**** DATASET EXTRACT ****
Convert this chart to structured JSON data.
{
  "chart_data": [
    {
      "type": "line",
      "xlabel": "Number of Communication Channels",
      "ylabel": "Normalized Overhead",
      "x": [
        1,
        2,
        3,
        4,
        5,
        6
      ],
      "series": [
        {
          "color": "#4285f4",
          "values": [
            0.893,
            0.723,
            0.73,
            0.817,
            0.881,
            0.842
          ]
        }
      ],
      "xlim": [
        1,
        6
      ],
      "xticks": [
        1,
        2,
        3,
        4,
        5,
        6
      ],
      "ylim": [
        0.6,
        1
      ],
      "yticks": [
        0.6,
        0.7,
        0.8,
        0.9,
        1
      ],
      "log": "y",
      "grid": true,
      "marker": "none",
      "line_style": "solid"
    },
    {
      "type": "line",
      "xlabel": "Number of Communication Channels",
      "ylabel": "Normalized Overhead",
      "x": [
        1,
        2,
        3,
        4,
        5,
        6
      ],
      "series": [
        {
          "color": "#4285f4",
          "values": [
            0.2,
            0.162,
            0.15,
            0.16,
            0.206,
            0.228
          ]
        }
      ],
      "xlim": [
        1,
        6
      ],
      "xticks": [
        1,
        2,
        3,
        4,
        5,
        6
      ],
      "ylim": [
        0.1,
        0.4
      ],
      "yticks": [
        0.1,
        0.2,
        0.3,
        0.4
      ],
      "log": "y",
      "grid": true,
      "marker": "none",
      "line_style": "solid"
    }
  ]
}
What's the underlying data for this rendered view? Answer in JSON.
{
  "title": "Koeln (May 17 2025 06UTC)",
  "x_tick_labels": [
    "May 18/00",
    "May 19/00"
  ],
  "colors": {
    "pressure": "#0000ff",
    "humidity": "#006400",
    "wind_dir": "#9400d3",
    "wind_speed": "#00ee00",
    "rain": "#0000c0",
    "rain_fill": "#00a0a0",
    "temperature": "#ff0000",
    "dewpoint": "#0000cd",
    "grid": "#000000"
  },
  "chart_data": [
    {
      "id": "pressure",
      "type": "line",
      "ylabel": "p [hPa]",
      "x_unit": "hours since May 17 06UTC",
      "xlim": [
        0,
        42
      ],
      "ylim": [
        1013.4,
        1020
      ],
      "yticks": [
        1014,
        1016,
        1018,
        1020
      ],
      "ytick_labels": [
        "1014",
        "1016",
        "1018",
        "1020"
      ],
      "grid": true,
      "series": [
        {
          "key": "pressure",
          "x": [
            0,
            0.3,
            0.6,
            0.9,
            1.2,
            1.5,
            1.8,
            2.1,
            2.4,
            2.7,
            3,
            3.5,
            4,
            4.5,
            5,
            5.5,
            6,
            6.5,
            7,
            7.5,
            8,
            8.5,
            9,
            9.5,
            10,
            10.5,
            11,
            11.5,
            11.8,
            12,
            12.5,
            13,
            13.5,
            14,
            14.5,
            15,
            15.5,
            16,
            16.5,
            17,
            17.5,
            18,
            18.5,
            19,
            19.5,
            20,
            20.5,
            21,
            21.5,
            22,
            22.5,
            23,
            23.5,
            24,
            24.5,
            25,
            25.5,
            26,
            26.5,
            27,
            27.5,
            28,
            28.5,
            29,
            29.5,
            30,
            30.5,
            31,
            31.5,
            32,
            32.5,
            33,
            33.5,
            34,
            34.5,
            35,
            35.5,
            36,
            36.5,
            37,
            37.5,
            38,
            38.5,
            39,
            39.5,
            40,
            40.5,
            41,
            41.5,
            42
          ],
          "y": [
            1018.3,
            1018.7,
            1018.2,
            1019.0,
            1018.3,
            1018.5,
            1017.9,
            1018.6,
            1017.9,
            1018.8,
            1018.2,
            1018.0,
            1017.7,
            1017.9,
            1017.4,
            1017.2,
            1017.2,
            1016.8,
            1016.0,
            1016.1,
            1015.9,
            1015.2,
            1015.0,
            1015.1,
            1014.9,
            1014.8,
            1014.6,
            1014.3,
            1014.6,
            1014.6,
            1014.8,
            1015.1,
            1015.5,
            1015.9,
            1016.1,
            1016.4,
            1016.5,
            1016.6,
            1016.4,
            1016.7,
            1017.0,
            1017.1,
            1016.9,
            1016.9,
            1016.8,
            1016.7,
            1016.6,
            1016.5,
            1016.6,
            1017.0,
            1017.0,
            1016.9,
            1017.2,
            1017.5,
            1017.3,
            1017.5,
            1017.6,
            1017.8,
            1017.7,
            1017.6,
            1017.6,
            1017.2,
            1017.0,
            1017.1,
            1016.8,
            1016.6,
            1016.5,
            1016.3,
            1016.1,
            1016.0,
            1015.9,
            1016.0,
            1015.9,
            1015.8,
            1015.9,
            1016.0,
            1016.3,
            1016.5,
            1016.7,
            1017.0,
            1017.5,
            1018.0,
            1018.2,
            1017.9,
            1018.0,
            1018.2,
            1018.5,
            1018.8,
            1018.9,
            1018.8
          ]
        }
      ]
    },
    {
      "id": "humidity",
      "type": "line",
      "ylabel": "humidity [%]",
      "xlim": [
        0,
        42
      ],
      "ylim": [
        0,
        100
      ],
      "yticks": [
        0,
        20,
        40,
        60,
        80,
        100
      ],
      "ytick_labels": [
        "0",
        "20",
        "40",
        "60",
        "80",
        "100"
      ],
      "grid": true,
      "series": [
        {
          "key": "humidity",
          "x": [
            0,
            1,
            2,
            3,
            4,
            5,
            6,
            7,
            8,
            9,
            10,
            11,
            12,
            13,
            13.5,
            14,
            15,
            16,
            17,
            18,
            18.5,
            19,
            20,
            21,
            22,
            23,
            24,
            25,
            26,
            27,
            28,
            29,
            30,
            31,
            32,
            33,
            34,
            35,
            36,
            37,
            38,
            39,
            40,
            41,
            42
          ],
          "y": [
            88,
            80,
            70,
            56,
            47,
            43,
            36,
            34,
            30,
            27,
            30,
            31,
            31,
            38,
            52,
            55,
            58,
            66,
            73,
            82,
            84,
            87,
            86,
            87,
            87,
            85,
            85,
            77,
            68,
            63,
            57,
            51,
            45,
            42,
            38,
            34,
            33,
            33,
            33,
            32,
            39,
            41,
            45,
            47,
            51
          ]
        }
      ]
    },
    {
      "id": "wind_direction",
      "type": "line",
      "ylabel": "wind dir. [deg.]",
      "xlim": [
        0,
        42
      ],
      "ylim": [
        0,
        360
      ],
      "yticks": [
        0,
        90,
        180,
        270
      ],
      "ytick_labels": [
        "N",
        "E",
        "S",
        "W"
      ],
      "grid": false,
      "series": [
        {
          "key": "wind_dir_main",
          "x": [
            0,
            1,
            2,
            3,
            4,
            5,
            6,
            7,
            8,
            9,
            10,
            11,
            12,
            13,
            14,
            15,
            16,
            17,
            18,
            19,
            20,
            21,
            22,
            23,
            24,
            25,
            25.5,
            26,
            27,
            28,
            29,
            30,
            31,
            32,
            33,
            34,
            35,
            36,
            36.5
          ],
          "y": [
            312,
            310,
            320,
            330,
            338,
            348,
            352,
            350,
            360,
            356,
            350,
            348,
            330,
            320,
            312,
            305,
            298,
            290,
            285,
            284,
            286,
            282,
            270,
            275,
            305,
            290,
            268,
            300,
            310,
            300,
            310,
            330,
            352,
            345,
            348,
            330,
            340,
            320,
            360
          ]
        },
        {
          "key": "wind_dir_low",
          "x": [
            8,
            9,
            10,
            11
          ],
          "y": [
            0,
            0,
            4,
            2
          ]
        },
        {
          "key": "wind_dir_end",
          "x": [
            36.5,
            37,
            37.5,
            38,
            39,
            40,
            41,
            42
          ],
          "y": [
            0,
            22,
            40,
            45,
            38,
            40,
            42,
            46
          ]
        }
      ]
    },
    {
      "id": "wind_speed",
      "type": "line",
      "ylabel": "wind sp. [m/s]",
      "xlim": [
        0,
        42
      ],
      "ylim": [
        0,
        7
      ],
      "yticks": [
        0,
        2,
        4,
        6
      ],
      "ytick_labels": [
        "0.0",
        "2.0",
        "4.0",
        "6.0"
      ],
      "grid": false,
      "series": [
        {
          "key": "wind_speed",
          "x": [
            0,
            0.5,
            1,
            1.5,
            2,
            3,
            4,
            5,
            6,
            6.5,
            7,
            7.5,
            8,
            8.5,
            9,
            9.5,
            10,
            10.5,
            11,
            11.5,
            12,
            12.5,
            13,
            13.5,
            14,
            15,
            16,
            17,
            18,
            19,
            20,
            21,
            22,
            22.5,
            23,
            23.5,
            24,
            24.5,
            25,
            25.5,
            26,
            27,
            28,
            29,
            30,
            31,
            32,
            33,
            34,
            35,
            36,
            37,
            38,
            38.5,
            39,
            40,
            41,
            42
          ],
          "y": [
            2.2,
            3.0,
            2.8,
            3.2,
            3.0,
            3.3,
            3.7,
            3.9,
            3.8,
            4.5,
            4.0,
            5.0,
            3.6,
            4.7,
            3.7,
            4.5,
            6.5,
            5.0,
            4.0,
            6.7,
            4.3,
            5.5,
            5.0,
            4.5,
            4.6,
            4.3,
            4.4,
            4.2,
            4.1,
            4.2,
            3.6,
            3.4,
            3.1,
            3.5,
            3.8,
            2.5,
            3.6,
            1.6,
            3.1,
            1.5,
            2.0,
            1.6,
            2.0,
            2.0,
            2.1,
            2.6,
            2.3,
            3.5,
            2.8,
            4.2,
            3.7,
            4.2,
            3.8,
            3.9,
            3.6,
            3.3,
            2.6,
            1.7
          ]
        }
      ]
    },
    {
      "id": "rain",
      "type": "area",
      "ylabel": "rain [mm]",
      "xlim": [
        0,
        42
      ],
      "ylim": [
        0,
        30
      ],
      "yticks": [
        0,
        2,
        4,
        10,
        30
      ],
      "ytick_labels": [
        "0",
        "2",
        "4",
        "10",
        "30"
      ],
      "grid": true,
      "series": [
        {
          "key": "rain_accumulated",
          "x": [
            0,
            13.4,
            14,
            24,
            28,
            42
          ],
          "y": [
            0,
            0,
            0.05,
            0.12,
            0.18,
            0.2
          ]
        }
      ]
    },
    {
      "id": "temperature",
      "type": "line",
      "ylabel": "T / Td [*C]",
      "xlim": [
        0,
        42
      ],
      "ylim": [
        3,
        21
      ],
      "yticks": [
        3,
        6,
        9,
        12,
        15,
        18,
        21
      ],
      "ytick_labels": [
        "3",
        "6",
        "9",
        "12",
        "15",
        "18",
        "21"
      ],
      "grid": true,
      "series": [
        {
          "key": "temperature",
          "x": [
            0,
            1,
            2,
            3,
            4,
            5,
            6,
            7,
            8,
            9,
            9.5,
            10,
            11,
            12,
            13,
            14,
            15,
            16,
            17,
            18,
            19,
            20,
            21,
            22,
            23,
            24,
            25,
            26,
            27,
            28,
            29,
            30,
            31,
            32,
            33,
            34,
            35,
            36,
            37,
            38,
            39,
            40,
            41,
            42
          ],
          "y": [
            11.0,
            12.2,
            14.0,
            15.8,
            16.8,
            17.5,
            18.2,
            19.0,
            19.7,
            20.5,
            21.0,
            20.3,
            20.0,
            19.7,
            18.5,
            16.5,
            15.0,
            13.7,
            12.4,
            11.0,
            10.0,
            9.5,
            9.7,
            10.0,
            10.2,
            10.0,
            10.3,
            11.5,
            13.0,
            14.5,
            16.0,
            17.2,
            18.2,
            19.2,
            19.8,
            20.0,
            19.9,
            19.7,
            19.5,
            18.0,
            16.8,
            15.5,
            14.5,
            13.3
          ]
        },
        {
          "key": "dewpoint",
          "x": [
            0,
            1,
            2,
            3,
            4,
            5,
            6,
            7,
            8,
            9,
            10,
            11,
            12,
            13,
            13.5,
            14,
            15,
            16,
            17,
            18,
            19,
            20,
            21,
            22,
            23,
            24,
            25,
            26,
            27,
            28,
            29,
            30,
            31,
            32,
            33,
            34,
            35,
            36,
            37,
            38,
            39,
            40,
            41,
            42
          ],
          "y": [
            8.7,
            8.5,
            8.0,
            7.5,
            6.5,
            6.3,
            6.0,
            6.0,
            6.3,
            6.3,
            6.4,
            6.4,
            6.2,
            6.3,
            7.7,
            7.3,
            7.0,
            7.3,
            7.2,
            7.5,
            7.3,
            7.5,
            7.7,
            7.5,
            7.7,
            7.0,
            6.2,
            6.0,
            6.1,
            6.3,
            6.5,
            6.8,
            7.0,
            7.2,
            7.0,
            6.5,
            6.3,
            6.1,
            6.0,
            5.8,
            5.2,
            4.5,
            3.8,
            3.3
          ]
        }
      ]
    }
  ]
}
****
TASK DESCRIPTION
List all lines holding the string "pressure".

EXERCISE RESULT
    "pressure": "#0000ff",
      "id": "pressure",
          "key": "pressure",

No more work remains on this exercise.